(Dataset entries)
........
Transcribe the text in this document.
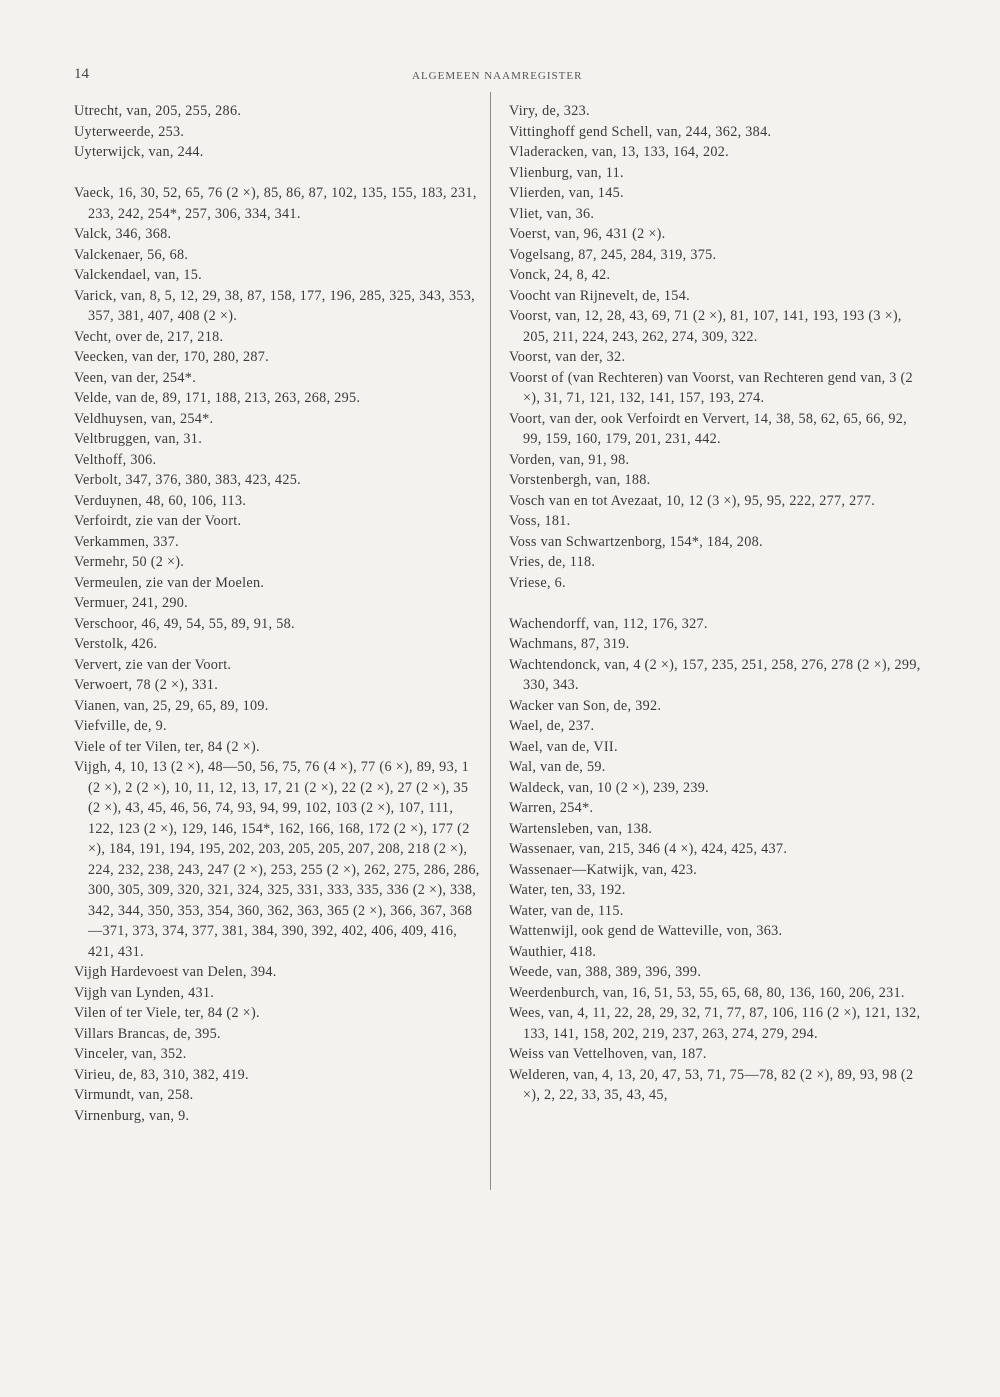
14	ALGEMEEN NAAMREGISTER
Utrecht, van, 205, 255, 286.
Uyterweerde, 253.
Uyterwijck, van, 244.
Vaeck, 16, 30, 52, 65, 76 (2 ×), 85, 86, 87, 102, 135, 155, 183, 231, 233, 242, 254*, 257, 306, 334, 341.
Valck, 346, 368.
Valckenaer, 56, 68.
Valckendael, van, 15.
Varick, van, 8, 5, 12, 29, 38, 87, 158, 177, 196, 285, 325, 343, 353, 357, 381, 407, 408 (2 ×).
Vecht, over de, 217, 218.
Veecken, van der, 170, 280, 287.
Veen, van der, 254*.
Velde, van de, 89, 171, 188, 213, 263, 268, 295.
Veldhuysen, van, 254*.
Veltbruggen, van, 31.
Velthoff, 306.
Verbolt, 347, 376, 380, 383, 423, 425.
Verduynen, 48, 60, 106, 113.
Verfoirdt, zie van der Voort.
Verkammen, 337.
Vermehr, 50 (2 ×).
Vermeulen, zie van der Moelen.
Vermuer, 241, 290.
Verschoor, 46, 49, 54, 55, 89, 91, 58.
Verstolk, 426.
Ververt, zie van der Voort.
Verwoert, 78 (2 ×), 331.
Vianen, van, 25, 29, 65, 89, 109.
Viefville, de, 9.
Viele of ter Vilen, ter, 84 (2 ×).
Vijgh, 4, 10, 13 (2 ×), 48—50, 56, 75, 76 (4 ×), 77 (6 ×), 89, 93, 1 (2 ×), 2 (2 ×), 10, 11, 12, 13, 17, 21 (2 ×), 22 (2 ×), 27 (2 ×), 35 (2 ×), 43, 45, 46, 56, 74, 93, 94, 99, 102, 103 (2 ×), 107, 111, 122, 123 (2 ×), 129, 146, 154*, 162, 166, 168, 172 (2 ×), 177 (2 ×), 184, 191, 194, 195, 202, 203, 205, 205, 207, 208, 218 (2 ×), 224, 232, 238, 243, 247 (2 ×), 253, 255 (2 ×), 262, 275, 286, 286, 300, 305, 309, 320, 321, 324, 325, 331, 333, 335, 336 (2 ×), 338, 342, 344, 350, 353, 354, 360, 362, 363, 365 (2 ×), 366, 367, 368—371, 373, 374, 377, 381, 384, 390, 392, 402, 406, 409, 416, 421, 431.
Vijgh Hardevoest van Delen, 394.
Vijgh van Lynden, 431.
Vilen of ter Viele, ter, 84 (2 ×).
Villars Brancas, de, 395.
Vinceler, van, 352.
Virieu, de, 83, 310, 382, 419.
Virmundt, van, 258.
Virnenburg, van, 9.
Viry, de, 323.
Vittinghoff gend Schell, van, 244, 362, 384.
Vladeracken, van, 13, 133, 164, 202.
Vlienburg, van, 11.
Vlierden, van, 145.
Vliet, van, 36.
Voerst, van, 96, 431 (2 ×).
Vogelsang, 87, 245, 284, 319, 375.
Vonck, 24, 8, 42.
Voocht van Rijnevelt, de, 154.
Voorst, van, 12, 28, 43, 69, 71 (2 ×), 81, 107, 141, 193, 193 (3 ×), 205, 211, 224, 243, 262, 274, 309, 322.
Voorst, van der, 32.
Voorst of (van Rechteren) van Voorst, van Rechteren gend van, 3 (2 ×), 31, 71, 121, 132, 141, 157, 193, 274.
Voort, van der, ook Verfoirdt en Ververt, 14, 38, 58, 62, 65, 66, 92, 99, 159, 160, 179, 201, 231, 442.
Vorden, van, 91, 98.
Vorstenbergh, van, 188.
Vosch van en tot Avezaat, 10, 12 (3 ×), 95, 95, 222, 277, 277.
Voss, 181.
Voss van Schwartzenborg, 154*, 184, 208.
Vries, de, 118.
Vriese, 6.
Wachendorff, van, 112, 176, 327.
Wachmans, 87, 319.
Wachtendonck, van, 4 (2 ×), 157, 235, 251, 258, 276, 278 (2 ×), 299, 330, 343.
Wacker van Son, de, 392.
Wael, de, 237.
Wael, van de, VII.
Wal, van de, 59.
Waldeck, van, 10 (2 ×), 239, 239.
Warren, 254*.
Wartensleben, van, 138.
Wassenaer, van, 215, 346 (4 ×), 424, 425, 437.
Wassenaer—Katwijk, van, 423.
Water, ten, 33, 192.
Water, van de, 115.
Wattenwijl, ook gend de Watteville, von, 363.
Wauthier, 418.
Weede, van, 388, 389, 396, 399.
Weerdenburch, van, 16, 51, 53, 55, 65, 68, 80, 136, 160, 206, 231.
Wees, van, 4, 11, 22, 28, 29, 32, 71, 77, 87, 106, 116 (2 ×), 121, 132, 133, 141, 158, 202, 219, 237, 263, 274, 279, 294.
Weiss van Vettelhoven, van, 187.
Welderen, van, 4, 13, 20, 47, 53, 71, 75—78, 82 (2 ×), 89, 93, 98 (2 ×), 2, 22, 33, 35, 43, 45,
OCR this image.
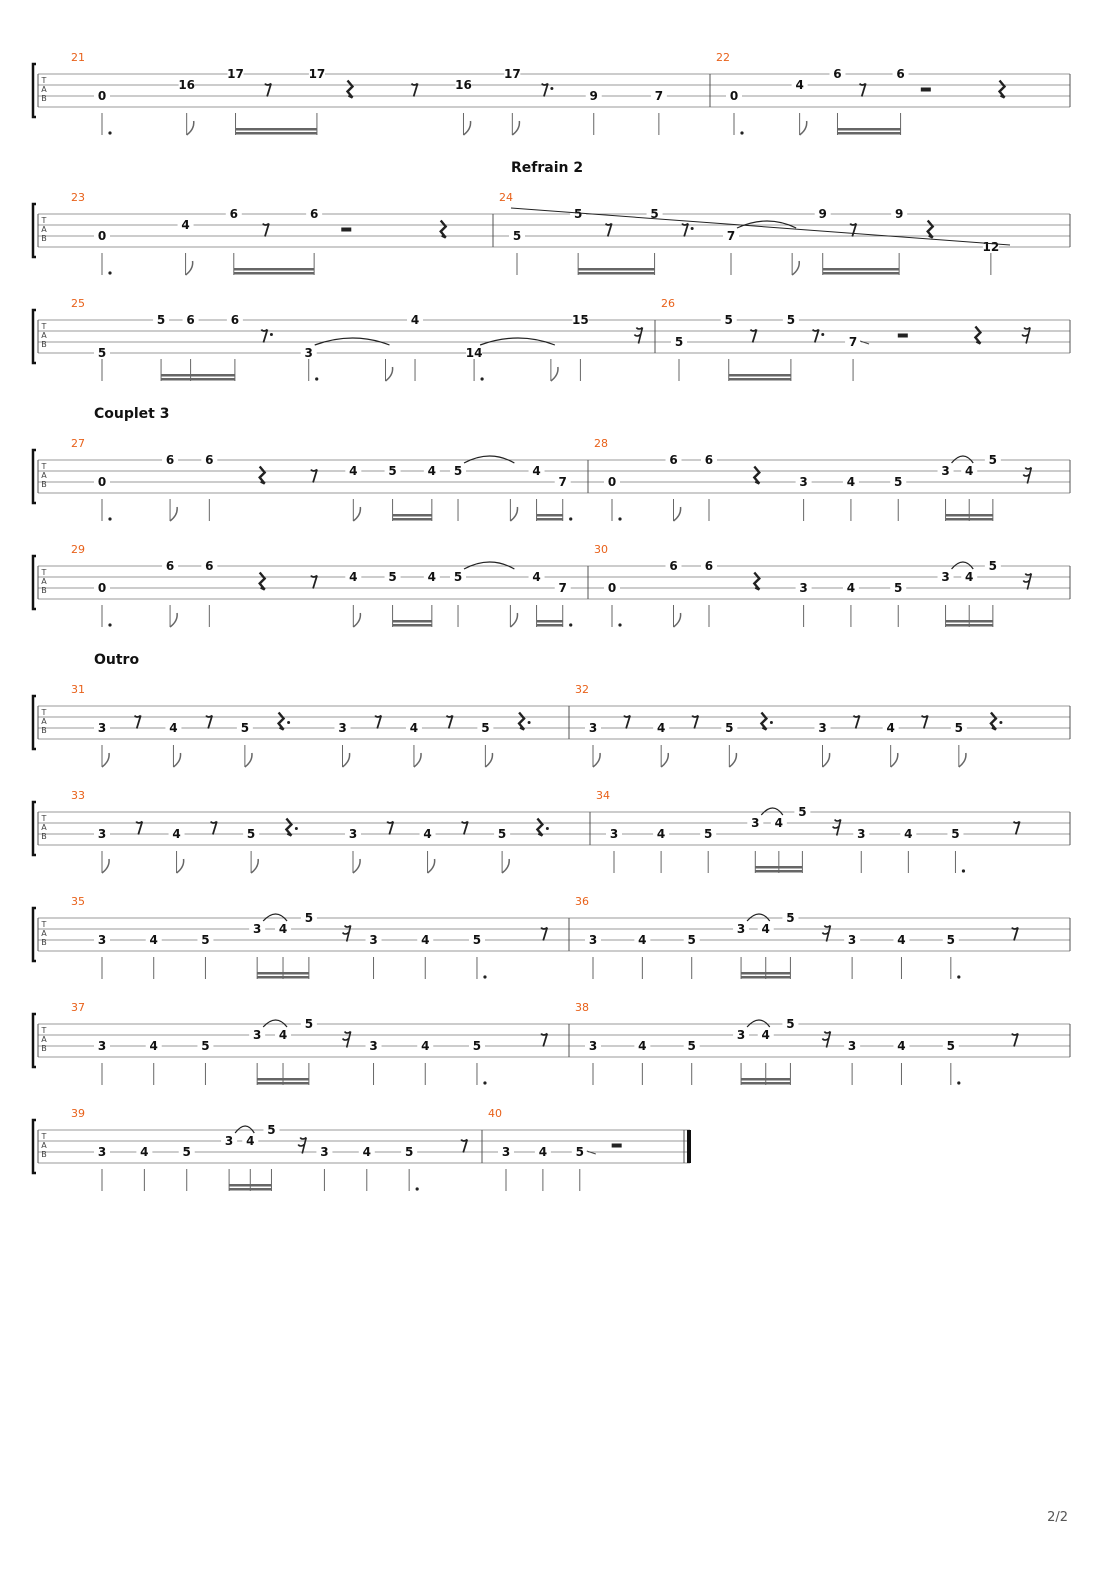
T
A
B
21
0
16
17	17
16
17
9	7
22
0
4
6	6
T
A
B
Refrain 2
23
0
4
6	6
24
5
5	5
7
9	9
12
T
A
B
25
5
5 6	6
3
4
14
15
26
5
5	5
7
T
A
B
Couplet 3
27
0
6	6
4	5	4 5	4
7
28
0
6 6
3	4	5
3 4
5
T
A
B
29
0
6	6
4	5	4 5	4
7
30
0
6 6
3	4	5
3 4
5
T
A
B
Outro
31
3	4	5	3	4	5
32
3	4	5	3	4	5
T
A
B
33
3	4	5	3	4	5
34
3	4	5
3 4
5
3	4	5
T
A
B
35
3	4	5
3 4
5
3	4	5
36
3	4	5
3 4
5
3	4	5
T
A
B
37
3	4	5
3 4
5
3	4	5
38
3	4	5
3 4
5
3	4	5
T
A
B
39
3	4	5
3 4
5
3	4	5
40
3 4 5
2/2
........
What you need to do:
State the number of lines in the preceding entries that include the word "this". Provide nothing else.

Output:
2